WHAT IS NEEDED: Filter the records below and copy every line containing the word "Evergem".

(Data records)
--------

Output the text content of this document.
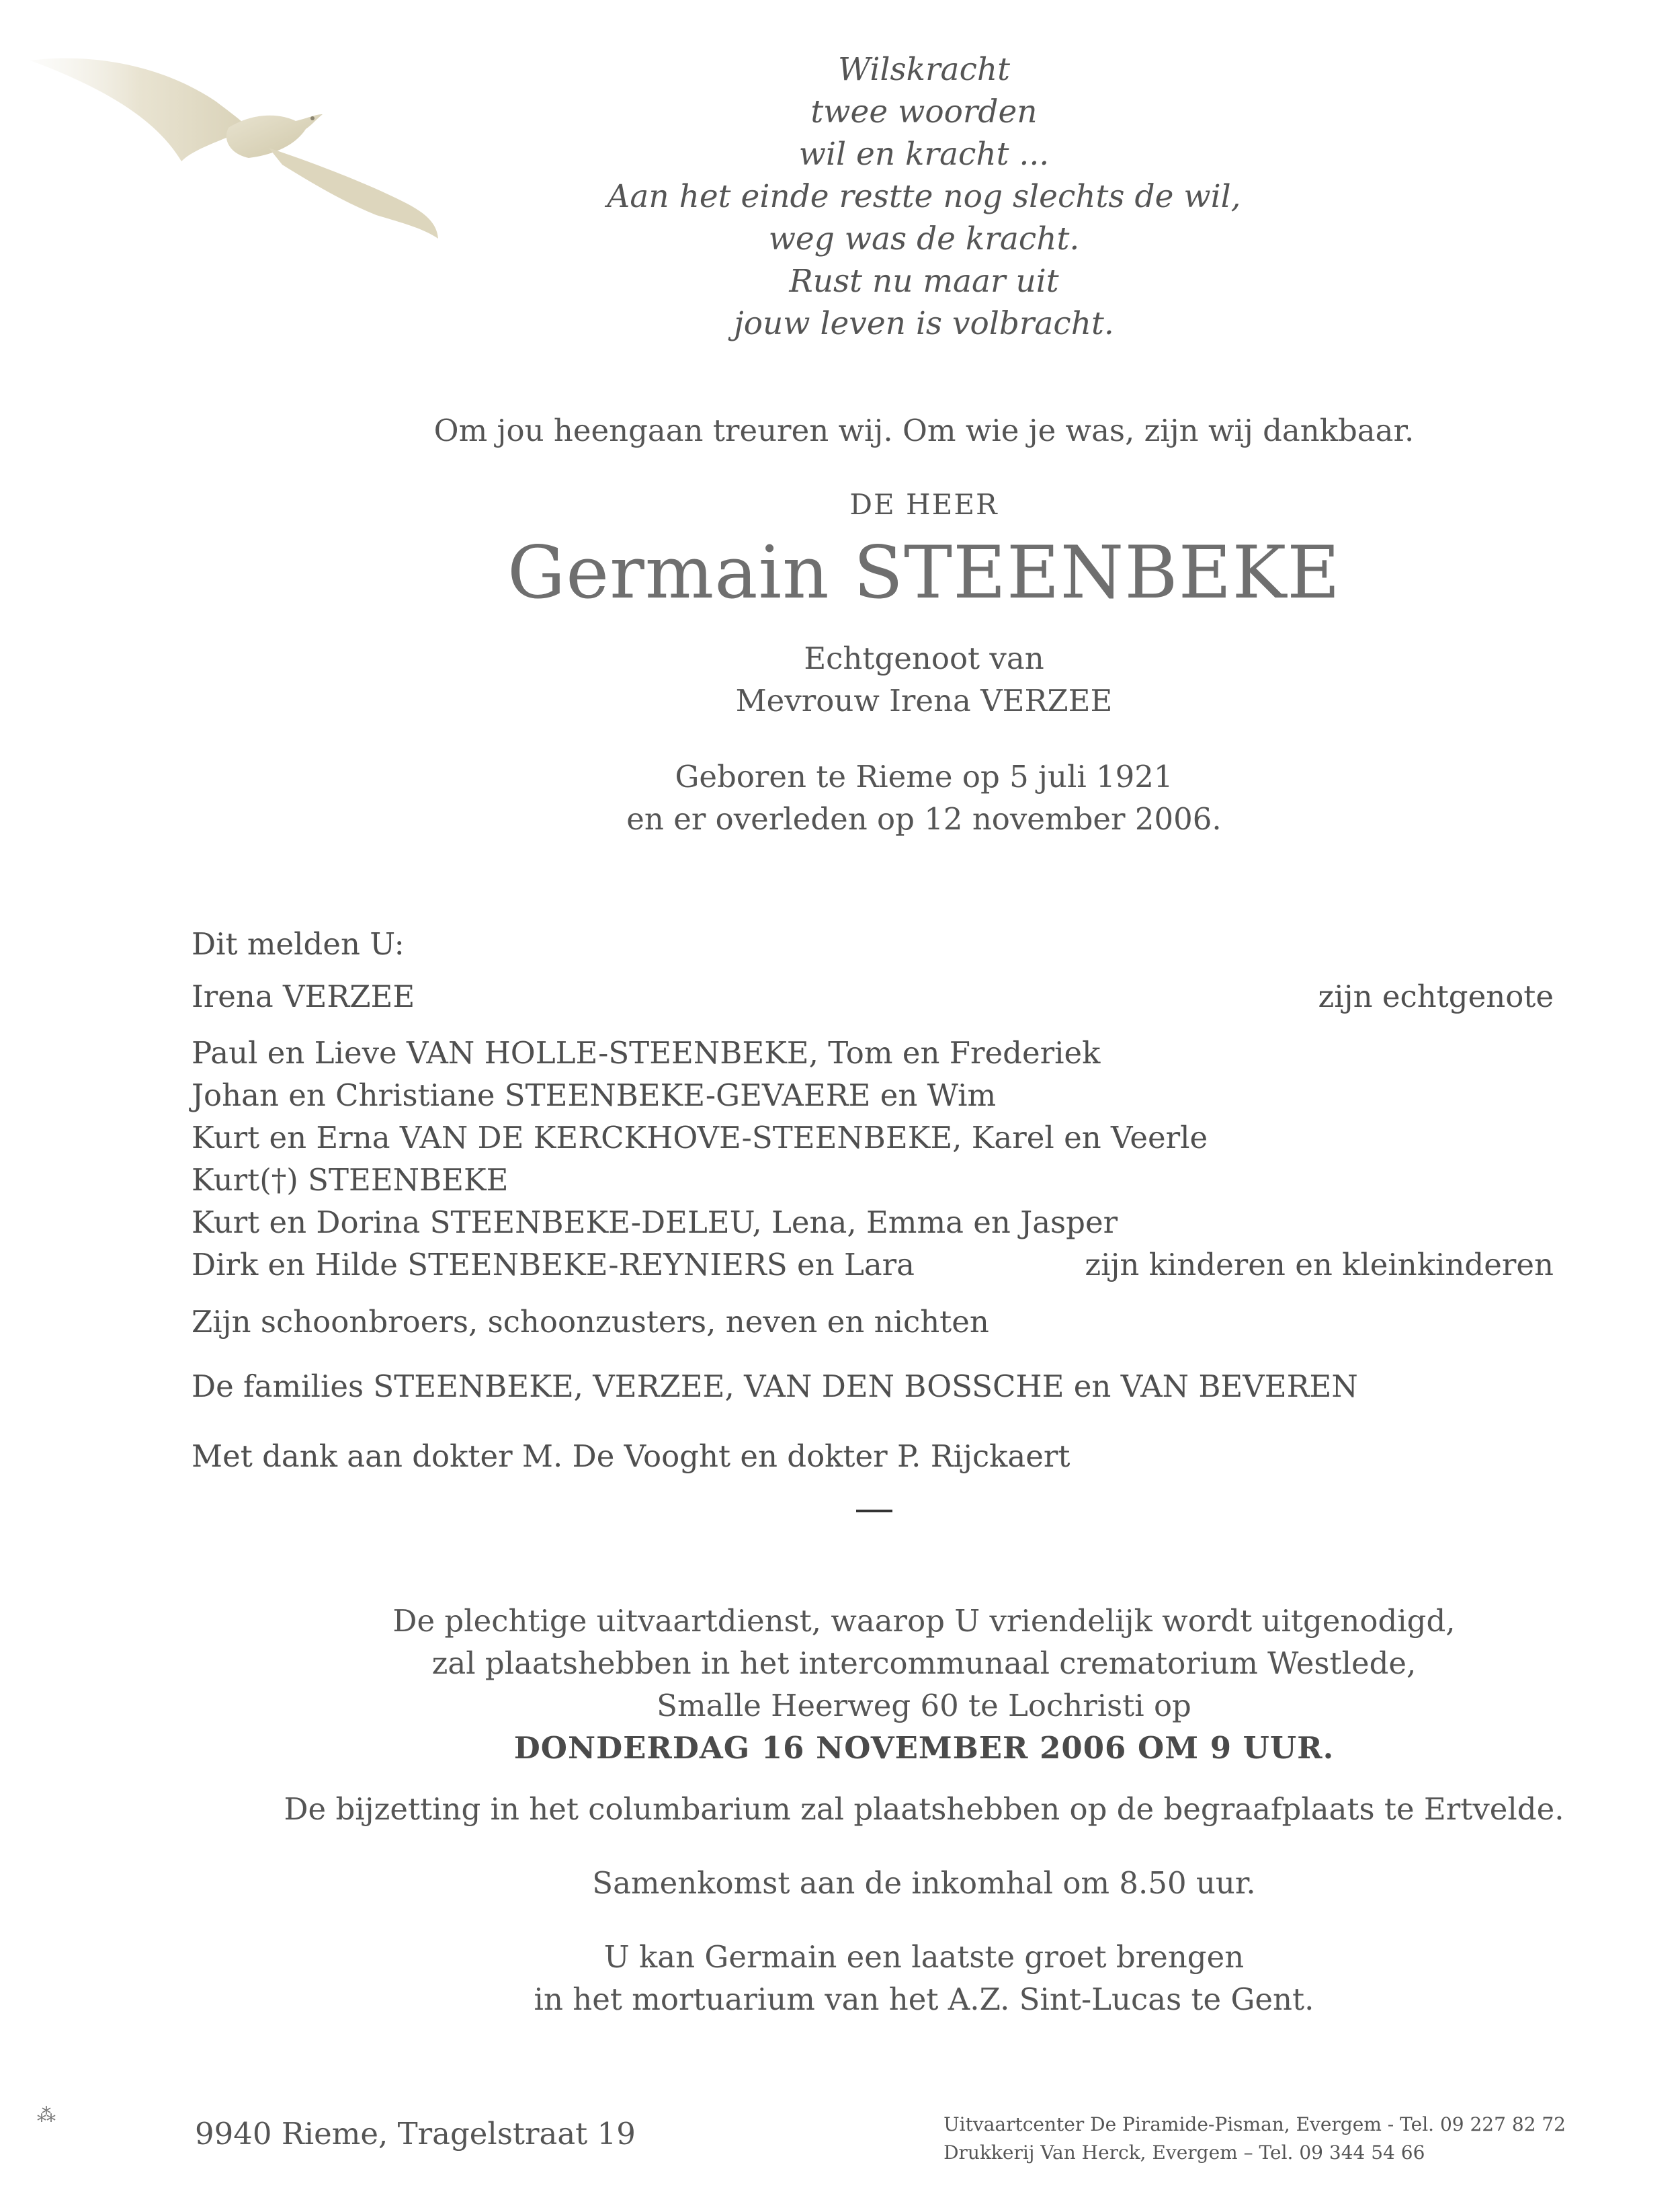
Wilskracht
twee woorden
wil en kracht ...
Aan het einde restte nog slechts de wil,
weg was de kracht.
Rust nu maar uit
jouw leven is volbracht.
Om jou heengaan treuren wij. Om wie je was, zijn wij dankbaar.
DE HEER
Germain STEENBEKE
Echtgenoot van
Mevrouw Irena VERZEE
Geboren te Rieme op 5 juli 1921
en er overleden op 12 november 2006.
Dit melden U:
Irena VERZEE	zijn echtgenote
Paul en Lieve VAN HOLLE-STEENBEKE, Tom en Frederiek
Johan en Christiane STEENBEKE-GEVAERE en Wim
Kurt en Erna VAN DE KERCKHOVE-STEENBEKE, Karel en Veerle
Kurt(†) STEENBEKE
Kurt en Dorina STEENBEKE-DELEU, Lena, Emma en Jasper
Dirk en Hilde STEENBEKE-REYNIERS en Lara	zijn kinderen en kleinkinderen
Zijn schoonbroers, schoonzusters, neven en nichten
De families STEENBEKE, VERZEE, VAN DEN BOSSCHE en VAN BEVEREN
Met dank aan dokter M. De Vooght en dokter P. Rijckaert
De plechtige uitvaartdienst, waarop U vriendelijk wordt uitgenodigd,
zal plaatshebben in het intercommunaal crematorium Westlede,
Smalle Heerweg 60 te Lochristi op
DONDERDAG 16 NOVEMBER 2006 OM 9 UUR.
De bijzetting in het columbarium zal plaatshebben op de begraafplaats te Ertvelde.
Samenkomst aan de inkomhal om 8.50 uur.
U kan Germain een laatste groet brengen
in het mortuarium van het A.Z. Sint-Lucas te Gent.
⁂
9940 Rieme, Tragelstraat 19	Uitvaartcenter De Piramide-Pisman, Evergem - Tel. 09 227 82 72
Drukkerij Van Herck, Evergem – Tel. 09 344 54 66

--------

THE RESPONSE:
9940 Rieme, Tragelstraat 19	Uitvaartcenter De Piramide-Pisman, Evergem - Tel. 09 227 82 72
Drukkerij Van Herck, Evergem – Tel. 09 344 54 66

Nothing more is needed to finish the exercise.